For the entries that follow, tally the lines holding the string "производителям". Give the total and nothing else.

Data excerpts:
[start]

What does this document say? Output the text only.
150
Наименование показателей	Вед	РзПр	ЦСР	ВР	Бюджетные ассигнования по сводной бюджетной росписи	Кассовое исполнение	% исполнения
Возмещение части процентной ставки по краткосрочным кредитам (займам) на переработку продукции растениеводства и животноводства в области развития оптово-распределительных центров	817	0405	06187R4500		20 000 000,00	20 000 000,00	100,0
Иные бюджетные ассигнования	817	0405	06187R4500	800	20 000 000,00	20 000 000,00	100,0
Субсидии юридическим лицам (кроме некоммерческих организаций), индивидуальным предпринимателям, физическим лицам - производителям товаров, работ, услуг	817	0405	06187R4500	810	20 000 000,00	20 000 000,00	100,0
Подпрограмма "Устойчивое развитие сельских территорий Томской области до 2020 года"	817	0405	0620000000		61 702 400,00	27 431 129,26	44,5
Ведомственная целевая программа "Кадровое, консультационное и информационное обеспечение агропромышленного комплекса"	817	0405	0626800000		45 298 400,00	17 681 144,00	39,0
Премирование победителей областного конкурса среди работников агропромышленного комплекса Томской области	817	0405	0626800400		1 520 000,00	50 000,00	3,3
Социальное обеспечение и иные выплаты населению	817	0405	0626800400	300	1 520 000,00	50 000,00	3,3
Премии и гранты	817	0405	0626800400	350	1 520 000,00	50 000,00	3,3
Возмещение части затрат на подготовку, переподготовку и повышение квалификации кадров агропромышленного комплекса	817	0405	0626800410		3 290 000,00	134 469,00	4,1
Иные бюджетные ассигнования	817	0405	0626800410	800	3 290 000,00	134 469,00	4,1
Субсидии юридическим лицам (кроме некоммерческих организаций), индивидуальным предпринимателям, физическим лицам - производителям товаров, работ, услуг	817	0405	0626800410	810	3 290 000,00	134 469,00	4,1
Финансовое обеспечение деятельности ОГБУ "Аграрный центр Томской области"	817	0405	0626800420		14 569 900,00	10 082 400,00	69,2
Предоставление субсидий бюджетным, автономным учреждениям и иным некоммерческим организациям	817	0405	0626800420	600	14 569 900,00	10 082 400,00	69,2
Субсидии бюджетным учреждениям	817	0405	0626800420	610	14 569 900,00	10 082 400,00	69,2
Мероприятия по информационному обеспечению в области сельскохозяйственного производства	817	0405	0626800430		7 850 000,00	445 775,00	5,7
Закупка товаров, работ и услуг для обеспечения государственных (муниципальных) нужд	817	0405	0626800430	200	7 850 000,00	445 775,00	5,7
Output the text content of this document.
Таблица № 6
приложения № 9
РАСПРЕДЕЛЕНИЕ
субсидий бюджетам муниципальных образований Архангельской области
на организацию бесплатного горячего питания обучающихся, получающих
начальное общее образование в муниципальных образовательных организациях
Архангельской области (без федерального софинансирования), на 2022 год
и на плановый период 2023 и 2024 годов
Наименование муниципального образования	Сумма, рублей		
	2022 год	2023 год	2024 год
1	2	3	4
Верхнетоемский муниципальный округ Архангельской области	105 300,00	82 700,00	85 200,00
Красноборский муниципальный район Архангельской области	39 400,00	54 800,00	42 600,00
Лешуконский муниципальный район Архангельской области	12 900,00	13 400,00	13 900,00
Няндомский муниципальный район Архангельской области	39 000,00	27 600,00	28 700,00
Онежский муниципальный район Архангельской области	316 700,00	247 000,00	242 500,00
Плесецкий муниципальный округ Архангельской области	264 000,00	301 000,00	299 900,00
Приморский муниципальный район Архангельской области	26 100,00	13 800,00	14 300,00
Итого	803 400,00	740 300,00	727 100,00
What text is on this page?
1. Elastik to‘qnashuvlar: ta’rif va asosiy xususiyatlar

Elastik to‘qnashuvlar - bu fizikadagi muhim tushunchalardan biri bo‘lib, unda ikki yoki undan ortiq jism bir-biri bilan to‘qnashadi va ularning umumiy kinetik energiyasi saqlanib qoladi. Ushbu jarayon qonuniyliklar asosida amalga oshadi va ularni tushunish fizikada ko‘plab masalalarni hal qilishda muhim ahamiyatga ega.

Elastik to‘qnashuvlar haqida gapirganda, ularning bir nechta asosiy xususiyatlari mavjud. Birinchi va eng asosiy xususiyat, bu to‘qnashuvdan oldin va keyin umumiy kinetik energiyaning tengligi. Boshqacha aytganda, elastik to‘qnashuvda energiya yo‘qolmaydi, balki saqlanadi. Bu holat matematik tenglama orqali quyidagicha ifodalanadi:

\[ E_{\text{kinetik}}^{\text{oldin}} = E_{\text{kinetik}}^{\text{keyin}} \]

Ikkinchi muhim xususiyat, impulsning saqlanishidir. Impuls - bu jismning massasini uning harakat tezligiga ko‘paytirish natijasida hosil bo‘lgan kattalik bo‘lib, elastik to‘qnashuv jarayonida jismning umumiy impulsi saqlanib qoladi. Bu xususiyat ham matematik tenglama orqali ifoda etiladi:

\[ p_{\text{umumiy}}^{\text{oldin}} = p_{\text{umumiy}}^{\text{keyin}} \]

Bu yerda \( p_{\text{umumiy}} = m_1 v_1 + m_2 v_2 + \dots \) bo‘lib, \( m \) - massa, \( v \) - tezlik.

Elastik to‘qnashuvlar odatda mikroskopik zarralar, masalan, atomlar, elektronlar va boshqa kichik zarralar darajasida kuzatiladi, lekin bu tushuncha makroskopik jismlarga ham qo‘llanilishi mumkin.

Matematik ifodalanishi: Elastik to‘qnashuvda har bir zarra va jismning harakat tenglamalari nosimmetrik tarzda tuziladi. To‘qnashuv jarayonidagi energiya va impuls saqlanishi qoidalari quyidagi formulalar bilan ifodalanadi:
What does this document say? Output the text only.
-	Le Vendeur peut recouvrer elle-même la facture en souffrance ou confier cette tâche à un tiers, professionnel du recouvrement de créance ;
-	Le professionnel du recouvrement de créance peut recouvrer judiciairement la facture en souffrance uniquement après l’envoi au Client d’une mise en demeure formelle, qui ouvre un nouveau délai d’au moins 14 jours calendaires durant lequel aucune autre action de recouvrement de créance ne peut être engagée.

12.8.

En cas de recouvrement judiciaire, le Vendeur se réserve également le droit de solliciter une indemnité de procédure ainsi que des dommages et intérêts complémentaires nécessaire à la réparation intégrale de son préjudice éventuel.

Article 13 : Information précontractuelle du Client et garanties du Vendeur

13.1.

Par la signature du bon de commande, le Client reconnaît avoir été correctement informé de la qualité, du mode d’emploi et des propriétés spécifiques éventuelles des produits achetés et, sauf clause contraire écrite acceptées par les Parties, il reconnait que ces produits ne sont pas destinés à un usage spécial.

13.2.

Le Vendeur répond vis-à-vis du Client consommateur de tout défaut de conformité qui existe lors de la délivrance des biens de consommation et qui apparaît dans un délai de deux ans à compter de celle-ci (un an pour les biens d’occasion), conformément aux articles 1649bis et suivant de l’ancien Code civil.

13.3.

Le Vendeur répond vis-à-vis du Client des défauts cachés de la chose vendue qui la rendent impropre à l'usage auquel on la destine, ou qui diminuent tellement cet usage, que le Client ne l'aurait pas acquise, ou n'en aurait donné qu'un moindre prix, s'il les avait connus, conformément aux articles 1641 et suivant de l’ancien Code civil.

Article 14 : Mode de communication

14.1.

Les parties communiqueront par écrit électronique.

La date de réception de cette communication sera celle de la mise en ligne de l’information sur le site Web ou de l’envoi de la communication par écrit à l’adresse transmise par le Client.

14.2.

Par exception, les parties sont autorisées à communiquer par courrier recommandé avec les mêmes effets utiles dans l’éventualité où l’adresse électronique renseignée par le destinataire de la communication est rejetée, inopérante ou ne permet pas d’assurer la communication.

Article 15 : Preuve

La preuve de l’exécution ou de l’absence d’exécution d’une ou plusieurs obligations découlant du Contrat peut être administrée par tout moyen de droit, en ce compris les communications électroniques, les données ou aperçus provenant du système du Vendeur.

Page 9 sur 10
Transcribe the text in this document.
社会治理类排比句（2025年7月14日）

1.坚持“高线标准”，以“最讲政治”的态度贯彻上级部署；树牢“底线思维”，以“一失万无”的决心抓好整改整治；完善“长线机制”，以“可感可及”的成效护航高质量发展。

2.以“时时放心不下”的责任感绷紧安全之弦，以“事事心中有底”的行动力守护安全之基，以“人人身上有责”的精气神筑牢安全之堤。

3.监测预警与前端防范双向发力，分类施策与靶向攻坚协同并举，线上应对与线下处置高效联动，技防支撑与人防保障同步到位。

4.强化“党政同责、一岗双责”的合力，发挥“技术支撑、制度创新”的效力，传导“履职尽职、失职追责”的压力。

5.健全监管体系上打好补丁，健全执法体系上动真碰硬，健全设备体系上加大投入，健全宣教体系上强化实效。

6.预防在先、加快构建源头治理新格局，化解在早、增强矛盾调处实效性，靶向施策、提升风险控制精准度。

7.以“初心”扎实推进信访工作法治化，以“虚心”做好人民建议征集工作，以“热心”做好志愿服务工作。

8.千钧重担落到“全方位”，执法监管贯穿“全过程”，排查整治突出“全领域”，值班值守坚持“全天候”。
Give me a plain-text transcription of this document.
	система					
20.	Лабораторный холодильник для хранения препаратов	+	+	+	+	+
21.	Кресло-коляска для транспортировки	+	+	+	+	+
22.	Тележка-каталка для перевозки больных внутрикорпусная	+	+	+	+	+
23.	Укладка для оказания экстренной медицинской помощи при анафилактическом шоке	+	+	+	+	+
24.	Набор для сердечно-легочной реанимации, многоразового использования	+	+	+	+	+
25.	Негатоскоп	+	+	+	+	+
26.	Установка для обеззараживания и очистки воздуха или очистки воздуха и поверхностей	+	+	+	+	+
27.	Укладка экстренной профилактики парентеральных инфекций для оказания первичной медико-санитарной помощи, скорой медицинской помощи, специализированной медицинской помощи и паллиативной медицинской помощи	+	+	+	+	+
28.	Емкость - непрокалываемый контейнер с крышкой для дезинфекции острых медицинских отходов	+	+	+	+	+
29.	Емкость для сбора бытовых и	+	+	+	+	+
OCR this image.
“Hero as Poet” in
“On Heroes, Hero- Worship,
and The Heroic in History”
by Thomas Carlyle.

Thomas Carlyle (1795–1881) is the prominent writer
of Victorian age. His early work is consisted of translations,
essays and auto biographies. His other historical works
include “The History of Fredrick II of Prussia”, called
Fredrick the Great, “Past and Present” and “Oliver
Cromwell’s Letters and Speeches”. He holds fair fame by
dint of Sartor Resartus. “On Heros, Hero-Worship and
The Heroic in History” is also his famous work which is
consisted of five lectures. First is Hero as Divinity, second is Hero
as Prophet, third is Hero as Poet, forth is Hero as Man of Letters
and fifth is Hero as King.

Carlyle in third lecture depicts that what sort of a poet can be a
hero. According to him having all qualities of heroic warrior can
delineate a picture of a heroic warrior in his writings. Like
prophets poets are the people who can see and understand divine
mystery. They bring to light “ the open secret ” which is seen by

[end]

## Task solution
2